[Start of Input records]

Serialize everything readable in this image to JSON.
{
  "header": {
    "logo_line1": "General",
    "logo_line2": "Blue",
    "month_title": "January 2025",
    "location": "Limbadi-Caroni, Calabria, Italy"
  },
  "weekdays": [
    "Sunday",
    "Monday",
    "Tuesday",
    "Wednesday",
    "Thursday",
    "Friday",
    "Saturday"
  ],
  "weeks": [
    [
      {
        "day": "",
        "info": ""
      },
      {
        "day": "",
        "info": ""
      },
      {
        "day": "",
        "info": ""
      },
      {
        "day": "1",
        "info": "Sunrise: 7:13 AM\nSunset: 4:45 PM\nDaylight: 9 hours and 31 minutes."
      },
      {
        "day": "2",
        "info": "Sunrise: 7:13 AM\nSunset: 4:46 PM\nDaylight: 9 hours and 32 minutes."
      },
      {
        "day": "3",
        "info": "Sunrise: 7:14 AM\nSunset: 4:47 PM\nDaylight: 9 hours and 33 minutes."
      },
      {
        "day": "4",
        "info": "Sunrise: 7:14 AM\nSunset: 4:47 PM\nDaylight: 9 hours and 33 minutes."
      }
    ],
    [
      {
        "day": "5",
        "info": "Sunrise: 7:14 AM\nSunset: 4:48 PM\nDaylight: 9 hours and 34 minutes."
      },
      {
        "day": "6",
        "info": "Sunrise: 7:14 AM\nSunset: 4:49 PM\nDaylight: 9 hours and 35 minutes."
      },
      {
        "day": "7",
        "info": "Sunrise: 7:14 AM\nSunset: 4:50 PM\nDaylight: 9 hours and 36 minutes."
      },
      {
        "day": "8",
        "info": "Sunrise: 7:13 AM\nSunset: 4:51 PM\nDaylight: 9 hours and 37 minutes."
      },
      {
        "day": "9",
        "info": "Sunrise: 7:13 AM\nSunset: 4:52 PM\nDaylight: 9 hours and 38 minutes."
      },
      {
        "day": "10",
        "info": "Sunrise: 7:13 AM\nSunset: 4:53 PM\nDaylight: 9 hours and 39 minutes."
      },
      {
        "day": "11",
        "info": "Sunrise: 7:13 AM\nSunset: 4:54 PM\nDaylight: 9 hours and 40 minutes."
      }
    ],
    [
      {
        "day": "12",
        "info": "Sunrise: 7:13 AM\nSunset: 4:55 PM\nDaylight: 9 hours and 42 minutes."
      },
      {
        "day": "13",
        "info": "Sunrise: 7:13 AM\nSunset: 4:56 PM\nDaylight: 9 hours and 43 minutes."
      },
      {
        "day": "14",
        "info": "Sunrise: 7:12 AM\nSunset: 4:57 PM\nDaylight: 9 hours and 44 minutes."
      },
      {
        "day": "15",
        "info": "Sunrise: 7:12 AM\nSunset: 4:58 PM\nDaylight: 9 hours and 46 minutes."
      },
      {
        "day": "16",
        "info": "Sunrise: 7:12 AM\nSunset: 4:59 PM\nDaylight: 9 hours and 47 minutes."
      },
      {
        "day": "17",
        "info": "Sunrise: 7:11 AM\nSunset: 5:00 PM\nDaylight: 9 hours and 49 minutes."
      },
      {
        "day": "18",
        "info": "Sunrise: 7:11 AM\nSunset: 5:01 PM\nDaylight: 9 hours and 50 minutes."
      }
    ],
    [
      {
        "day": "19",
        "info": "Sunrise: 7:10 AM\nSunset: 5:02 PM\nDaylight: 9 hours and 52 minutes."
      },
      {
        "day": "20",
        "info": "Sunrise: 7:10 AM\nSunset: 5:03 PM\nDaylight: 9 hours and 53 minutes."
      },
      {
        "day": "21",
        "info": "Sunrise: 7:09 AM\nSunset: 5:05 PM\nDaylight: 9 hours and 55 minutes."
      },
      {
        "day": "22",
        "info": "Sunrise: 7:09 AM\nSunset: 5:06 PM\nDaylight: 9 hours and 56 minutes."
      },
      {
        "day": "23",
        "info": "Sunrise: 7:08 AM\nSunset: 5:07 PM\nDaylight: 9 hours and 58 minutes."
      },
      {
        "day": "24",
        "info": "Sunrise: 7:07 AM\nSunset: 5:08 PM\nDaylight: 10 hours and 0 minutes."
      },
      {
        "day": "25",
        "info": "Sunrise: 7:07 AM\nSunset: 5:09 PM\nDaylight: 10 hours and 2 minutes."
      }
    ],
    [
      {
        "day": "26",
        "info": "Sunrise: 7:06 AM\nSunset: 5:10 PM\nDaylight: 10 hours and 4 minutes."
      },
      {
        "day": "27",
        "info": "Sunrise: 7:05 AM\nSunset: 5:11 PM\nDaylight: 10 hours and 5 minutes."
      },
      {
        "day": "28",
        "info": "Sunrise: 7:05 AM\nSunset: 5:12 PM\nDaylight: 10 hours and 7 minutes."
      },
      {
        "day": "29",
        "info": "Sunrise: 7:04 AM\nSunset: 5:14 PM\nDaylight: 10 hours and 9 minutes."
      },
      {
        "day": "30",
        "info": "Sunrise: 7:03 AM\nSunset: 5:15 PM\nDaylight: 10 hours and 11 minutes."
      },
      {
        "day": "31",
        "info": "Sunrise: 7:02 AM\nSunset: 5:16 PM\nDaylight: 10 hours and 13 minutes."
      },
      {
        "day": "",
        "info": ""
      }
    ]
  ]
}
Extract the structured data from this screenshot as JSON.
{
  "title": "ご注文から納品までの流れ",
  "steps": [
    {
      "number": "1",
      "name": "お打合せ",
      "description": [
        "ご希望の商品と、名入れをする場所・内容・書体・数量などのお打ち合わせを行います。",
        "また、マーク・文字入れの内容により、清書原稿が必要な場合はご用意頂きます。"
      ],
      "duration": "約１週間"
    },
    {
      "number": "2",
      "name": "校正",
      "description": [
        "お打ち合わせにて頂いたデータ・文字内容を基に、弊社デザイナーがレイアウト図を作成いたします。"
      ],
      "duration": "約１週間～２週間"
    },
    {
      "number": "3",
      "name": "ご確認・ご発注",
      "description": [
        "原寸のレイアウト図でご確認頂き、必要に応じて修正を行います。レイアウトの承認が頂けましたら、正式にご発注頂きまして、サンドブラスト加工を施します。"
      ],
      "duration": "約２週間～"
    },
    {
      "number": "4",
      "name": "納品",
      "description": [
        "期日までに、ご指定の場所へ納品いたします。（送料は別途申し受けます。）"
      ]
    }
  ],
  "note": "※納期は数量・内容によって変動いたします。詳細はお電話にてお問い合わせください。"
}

[End of Input records]

Pick out the lines containing the string "name" and show them.

**Exercise solution**
      "name": "お打合せ",
      "name": "校正",
      "name": "ご確認・ご発注",
      "name": "納品",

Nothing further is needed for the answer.